**What is required**
Copy every line of the material below word for word.

**Task material**

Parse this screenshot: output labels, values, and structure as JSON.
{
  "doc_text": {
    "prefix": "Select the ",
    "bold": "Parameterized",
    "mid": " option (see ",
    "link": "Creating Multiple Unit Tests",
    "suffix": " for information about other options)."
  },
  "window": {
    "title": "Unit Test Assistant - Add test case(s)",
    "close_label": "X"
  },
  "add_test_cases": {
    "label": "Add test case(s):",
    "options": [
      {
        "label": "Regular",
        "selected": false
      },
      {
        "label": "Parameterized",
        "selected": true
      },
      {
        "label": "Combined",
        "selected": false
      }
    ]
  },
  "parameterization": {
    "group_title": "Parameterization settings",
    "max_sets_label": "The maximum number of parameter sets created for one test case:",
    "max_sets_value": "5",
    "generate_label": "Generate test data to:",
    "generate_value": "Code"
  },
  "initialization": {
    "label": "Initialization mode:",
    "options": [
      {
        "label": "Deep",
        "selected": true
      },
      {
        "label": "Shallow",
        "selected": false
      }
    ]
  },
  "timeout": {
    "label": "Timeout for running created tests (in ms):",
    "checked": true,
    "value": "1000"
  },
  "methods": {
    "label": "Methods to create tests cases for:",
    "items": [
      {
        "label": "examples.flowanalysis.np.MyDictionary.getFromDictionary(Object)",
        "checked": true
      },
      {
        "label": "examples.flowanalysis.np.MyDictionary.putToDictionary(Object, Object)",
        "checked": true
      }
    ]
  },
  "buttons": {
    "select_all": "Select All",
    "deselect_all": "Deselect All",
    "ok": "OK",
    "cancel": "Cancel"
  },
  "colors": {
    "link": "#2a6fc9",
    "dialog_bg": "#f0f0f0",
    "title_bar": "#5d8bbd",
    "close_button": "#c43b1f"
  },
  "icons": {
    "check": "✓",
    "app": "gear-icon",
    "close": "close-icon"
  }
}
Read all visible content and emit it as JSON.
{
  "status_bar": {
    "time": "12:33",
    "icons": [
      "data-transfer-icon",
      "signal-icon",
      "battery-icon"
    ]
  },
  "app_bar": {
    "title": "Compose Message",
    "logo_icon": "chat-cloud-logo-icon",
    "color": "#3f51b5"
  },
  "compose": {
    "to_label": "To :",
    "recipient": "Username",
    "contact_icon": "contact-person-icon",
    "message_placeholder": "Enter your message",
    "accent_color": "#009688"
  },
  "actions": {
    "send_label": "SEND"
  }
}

**Solution below**
Parse this screenshot: output labels, values, and structure as JSON.
{
  "doc_text": {
    "prefix": "Select the ",
    "bold": "Parameterized",
    "mid": " option (see ",
    "link": "Creating Multiple Unit Tests",
    "suffix": " for information about other options)."
  },
  "window": {
    "title": "Unit Test Assistant - Add test case(s)",
    "close_label": "X"
  },
  "add_test_cases": {
    "label": "Add test case(s):",
    "options": [
      {
        "label": "Regular",
        "selected": false
      },
      {
        "label": "Parameterized",
        "selected": true
      },
      {
        "label": "Combined",
        "selected": false
      }
    ]
  },
  "parameterization": {
    "group_title": "Parameterization settings",
    "max_sets_label": "The maximum number of parameter sets created for one test case:",
    "max_sets_value": "5",
    "generate_label": "Generate test data to:",
    "generate_value": "Code"
  },
  "initialization": {
    "label": "Initialization mode:",
    "options": [
      {
        "label": "Deep",
        "selected": true
      },
      {
        "label": "Shallow",
        "selected": false
      }
    ]
  },
  "timeout": {
    "label": "Timeout for running created tests (in ms):",
    "checked": true,
    "value": "1000"
  },
  "methods": {
    "label": "Methods to create tests cases for:",
    "items": [
      {
        "label": "examples.flowanalysis.np.MyDictionary.getFromDictionary(Object)",
        "checked": true
      },
      {
        "label": "examples.flowanalysis.np.MyDictionary.putToDictionary(Object, Object)",
        "checked": true
      }
    ]
  },
  "buttons": {
    "select_all": "Select All",
    "deselect_all": "Deselect All",
    "ok": "OK",
    "cancel": "Cancel"
  },
  "colors": {
    "link": "#2a6fc9",
    "dialog_bg": "#f0f0f0",
    "title_bar": "#5d8bbd",
    "close_button": "#c43b1f"
  },
  "icons": {
    "check": "✓",
    "app": "gear-icon",
    "close": "close-icon"
  }
}
Read all visible content and emit it as JSON.
{
  "status_bar": {
    "time": "12:33",
    "icons": [
      "data-transfer-icon",
      "signal-icon",
      "battery-icon"
    ]
  },
  "app_bar": {
    "title": "Compose Message",
    "logo_icon": "chat-cloud-logo-icon",
    "color": "#3f51b5"
  },
  "compose": {
    "to_label": "To :",
    "recipient": "Username",
    "contact_icon": "contact-person-icon",
    "message_placeholder": "Enter your message",
    "accent_color": "#009688"
  },
  "actions": {
    "send_label": "SEND"
  }
}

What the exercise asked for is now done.